> TASK DESCRIPTION
Write out the passage on North Spearfish below word for word, everything from "- • Summer (DST): UTC−6" down to "the 2020 census.".

> PASSAGE FOR REVIEW
⟨
- Location in Lawrence County and the state of South Dakota
- Coordinates: 44°30′29″N 103°53′7″W﻿ / ﻿44.50806°N 103.88528°W
- Country: United States
- State: South Dakota
- County: Lawrence

Area
- • Total: 4.29 sq mi (11.10 km^{2})
- • Land: 4.29 sq mi (11.10 km^{2})
- • Water: 0 sq mi (0.00 km^{2})
- Elevation: 3,645 ft (1,111 m)

Population (2020)
- • Total: 2,366
- • Density: 552.2/sq mi (213.22/km^{2})
- Time zone: UTC−7 (Mountain (MST))
- • Summer (DST): UTC−6 (MDT)
- Area code: 605
- FIPS code: 46-45715
- GNIS feature ID: 2393154

= North Spearfish, South Dakota =

North Spearfish is a census-designated place (CDP) in Lawrence County, South Dakota, United States. The population was 2,366 at the 2020 census.

==Geography==
North Spearfish is located in northern Lawrence County at (44.507983, -103.885173), on the northwest side of the city of Spearfish, the largest community in the county. Interstate 90 runs along the northern edge of the CDP, with access from Exit 8 (McGuigan Road). I-90 leads southeast 50 mi to Rapid City and west 90 mi to Gillette, Wyoming. U.S. Route 85 departs from I-90 at the northeast corner of North Spearfish, leading north 10 mi to Belle Fourche.

According to the United States Census Bureau, the North Spearfish CDP has a total area of 8.0 sqkm, all land. The community drains northward via Higgins Gulch to Spearfish Creek, a north-flowing tributary of the Redwater River, which in turn is a northeast-flowing tributary of the Belle Fourche River, which runs east to the Missouri River.
⟩
> DATA TO EXAMINE
⟨
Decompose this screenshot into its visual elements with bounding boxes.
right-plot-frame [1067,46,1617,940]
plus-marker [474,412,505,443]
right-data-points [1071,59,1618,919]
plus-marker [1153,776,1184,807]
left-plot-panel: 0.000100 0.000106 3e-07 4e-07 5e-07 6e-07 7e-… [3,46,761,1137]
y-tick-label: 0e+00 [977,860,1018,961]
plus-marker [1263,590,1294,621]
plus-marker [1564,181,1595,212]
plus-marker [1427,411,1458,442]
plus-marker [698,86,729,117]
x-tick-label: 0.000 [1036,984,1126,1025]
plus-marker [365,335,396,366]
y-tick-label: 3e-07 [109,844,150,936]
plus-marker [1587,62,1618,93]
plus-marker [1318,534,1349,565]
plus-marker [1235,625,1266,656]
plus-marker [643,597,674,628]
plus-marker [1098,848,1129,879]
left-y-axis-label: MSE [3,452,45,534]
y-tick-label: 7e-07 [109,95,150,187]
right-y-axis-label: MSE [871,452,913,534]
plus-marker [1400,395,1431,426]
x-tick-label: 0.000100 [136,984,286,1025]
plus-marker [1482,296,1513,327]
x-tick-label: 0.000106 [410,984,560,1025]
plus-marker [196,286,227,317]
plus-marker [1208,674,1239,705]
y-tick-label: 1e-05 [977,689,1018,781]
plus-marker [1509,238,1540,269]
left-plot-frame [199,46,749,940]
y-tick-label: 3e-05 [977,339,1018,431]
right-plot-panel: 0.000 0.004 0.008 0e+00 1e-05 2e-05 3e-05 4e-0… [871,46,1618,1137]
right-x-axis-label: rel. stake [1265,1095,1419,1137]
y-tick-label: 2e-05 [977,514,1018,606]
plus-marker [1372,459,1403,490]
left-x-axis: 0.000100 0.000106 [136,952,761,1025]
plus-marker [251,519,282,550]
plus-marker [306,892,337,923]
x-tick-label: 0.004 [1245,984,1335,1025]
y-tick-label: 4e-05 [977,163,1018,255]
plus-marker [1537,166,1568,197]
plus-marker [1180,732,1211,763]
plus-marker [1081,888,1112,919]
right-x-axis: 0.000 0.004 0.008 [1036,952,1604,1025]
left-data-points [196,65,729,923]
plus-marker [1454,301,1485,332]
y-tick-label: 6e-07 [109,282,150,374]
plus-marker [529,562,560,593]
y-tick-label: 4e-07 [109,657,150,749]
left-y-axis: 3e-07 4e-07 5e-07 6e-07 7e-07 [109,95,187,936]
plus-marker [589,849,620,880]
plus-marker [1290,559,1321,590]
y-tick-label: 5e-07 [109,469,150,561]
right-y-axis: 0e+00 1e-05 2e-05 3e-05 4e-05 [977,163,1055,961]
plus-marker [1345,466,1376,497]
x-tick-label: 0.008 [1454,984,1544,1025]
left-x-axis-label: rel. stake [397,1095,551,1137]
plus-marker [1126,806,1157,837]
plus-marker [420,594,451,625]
⟩
> TASK RESPONSE
- • Summer (DST): UTC−6 (MDT)
- Area code: 605
- FIPS code: 46-45715
- GNIS feature ID: 2393154

= North Spearfish, South Dakota =

North Spearfish is a census-designated place (CDP) in Lawrence County, South Dakota, United States. The population was 2,366 at the 2020 census.